DIRECTIVE: All of the material below is to be repeated exactly.

BEGIN DATA FOR THIS EXERCISE

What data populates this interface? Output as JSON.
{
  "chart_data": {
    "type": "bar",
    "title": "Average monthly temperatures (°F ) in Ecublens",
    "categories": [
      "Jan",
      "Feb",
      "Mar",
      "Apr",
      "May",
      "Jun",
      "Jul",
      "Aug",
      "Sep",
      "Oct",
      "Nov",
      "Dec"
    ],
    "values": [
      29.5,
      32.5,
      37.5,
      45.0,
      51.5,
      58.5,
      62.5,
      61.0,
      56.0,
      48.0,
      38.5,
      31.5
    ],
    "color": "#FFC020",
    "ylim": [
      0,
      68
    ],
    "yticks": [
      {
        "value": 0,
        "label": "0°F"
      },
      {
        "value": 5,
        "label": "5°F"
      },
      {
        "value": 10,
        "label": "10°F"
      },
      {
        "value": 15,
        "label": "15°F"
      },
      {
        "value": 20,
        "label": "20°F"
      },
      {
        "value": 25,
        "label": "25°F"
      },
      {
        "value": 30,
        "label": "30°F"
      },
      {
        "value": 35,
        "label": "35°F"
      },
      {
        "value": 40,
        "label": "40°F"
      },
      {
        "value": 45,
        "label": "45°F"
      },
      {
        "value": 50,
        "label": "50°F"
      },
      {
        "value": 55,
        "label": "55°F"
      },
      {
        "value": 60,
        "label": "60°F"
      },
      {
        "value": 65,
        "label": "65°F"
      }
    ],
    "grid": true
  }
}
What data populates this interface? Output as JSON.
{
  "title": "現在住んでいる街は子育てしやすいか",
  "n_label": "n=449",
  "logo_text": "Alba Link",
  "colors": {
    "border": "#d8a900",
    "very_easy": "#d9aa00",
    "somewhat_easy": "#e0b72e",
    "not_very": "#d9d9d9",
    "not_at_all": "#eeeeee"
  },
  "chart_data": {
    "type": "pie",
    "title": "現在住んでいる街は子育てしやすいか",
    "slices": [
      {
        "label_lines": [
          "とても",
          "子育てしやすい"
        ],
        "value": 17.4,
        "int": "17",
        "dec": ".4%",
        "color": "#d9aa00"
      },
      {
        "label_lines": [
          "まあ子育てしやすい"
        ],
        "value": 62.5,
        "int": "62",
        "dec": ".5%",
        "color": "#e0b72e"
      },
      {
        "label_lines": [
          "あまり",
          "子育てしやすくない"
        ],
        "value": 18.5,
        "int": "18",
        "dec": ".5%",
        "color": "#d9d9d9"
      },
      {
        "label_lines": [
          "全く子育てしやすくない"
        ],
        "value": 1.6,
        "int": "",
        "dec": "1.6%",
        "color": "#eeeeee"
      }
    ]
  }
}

END DATA FOR THIS EXERCISE

FINISHED ANSWER:
What data populates this interface? Output as JSON.
{
  "chart_data": {
    "type": "bar",
    "title": "Average monthly temperatures (°F ) in Ecublens",
    "categories": [
      "Jan",
      "Feb",
      "Mar",
      "Apr",
      "May",
      "Jun",
      "Jul",
      "Aug",
      "Sep",
      "Oct",
      "Nov",
      "Dec"
    ],
    "values": [
      29.5,
      32.5,
      37.5,
      45.0,
      51.5,
      58.5,
      62.5,
      61.0,
      56.0,
      48.0,
      38.5,
      31.5
    ],
    "color": "#FFC020",
    "ylim": [
      0,
      68
    ],
    "yticks": [
      {
        "value": 0,
        "label": "0°F"
      },
      {
        "value": 5,
        "label": "5°F"
      },
      {
        "value": 10,
        "label": "10°F"
      },
      {
        "value": 15,
        "label": "15°F"
      },
      {
        "value": 20,
        "label": "20°F"
      },
      {
        "value": 25,
        "label": "25°F"
      },
      {
        "value": 30,
        "label": "30°F"
      },
      {
        "value": 35,
        "label": "35°F"
      },
      {
        "value": 40,
        "label": "40°F"
      },
      {
        "value": 45,
        "label": "45°F"
      },
      {
        "value": 50,
        "label": "50°F"
      },
      {
        "value": 55,
        "label": "55°F"
      },
      {
        "value": 60,
        "label": "60°F"
      },
      {
        "value": 65,
        "label": "65°F"
      }
    ],
    "grid": true
  }
}
What data populates this interface? Output as JSON.
{
  "title": "現在住んでいる街は子育てしやすいか",
  "n_label": "n=449",
  "logo_text": "Alba Link",
  "colors": {
    "border": "#d8a900",
    "very_easy": "#d9aa00",
    "somewhat_easy": "#e0b72e",
    "not_very": "#d9d9d9",
    "not_at_all": "#eeeeee"
  },
  "chart_data": {
    "type": "pie",
    "title": "現在住んでいる街は子育てしやすいか",
    "slices": [
      {
        "label_lines": [
          "とても",
          "子育てしやすい"
        ],
        "value": 17.4,
        "int": "17",
        "dec": ".4%",
        "color": "#d9aa00"
      },
      {
        "label_lines": [
          "まあ子育てしやすい"
        ],
        "value": 62.5,
        "int": "62",
        "dec": ".5%",
        "color": "#e0b72e"
      },
      {
        "label_lines": [
          "あまり",
          "子育てしやすくない"
        ],
        "value": 18.5,
        "int": "18",
        "dec": ".5%",
        "color": "#d9d9d9"
      },
      {
        "label_lines": [
          "全く子育てしやすくない"
        ],
        "value": 1.6,
        "int": "",
        "dec": "1.6%",
        "color": "#eeeeee"
      }
    ]
  }
}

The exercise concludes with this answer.